Return each line of the records with nothing changed, pictures excepted.

-- start --

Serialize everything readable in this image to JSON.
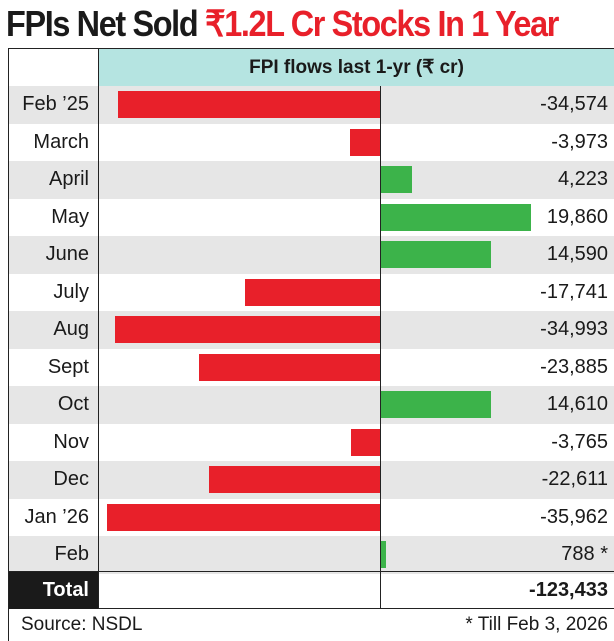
{
  "title": {
    "part1": "FPIs Net Sold ",
    "part2": "₹1.2L Cr Stocks In 1 Year"
  },
  "chart_data": {
    "type": "bar",
    "orientation": "horizontal",
    "header": "FPI flows last 1-yr (₹ cr)",
    "categories": [
      "Feb ’25",
      "March",
      "April",
      "May",
      "June",
      "July",
      "Aug",
      "Sept",
      "Oct",
      "Nov",
      "Dec",
      "Jan ’26",
      "Feb"
    ],
    "values": [
      -34574,
      -3973,
      4223,
      19860,
      14590,
      -17741,
      -34993,
      -23885,
      14610,
      -3765,
      -22611,
      -35962,
      788
    ],
    "value_labels": [
      "-34,574",
      "-3,973",
      "4,223",
      "19,860",
      "14,590",
      "-17,741",
      "-34,993",
      "-23,885",
      "14,610",
      "-3,765",
      "-22,611",
      "-35,962",
      "788 *"
    ],
    "colors": {
      "negative": "#e8202a",
      "positive": "#3cb34a",
      "header_bg": "#b5e4e1",
      "row_alt": "#e6e6e6"
    },
    "total_label": "Total",
    "total_value": "-123,433"
  },
  "footer": {
    "source": "Source: NSDL",
    "note": "* Till Feb 3, 2026"
  }
}
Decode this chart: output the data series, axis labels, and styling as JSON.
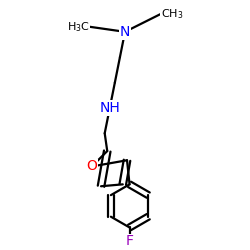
{
  "bg_color": "#ffffff",
  "atom_colors": {
    "N_dim": "#0000ff",
    "N_sec": "#0000ff",
    "O": "#ff0000",
    "F": "#9900bb",
    "C": "#000000"
  },
  "bond_color": "#000000",
  "bond_width": 1.6,
  "font_size_atom": 9,
  "figsize": [
    2.5,
    2.5
  ],
  "dpi": 100
}
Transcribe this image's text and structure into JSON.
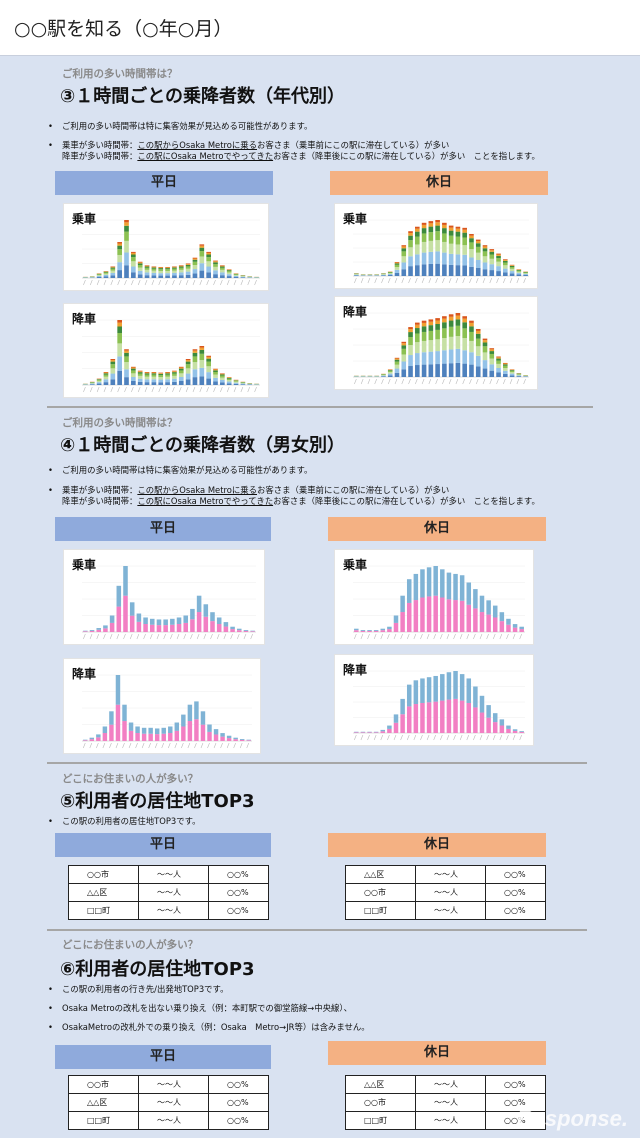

-- end --

Exercise answer:
Serialize everything readable in this image to JSON.
{
  "title": {
    "part1": "FPIs Net Sold ",
    "part2": "₹1.2L Cr Stocks In 1 Year"
  },
  "chart_data": {
    "type": "bar",
    "orientation": "horizontal",
    "header": "FPI flows last 1-yr (₹ cr)",
    "categories": [
      "Feb ’25",
      "March",
      "April",
      "May",
      "June",
      "July",
      "Aug",
      "Sept",
      "Oct",
      "Nov",
      "Dec",
      "Jan ’26",
      "Feb"
    ],
    "values": [
      -34574,
      -3973,
      4223,
      19860,
      14590,
      -17741,
      -34993,
      -23885,
      14610,
      -3765,
      -22611,
      -35962,
      788
    ],
    "value_labels": [
      "-34,574",
      "-3,973",
      "4,223",
      "19,860",
      "14,590",
      "-17,741",
      "-34,993",
      "-23,885",
      "14,610",
      "-3,765",
      "-22,611",
      "-35,962",
      "788 *"
    ],
    "colors": {
      "negative": "#e8202a",
      "positive": "#3cb34a",
      "header_bg": "#b5e4e1",
      "row_alt": "#e6e6e6"
    },
    "total_label": "Total",
    "total_value": "-123,433"
  },
  "footer": {
    "source": "Source: NSDL",
    "note": "* Till Feb 3, 2026"
  }
}
Decode this chart: output the data series, axis labels, and styling as JSON.
{
  "bg_color": "#ffffff",
  "atom_colors": {
    "N_dim": "#0000ff",
    "N_sec": "#0000ff",
    "O": "#ff0000",
    "F": "#9900bb",
    "C": "#000000"
  },
  "bond_color": "#000000",
  "bond_width": 1.6,
  "font_size_atom": 9,
  "figsize": [
    2.5,
    2.5
  ],
  "dpi": 100
}
Transcribe this image's text and structure into JSON.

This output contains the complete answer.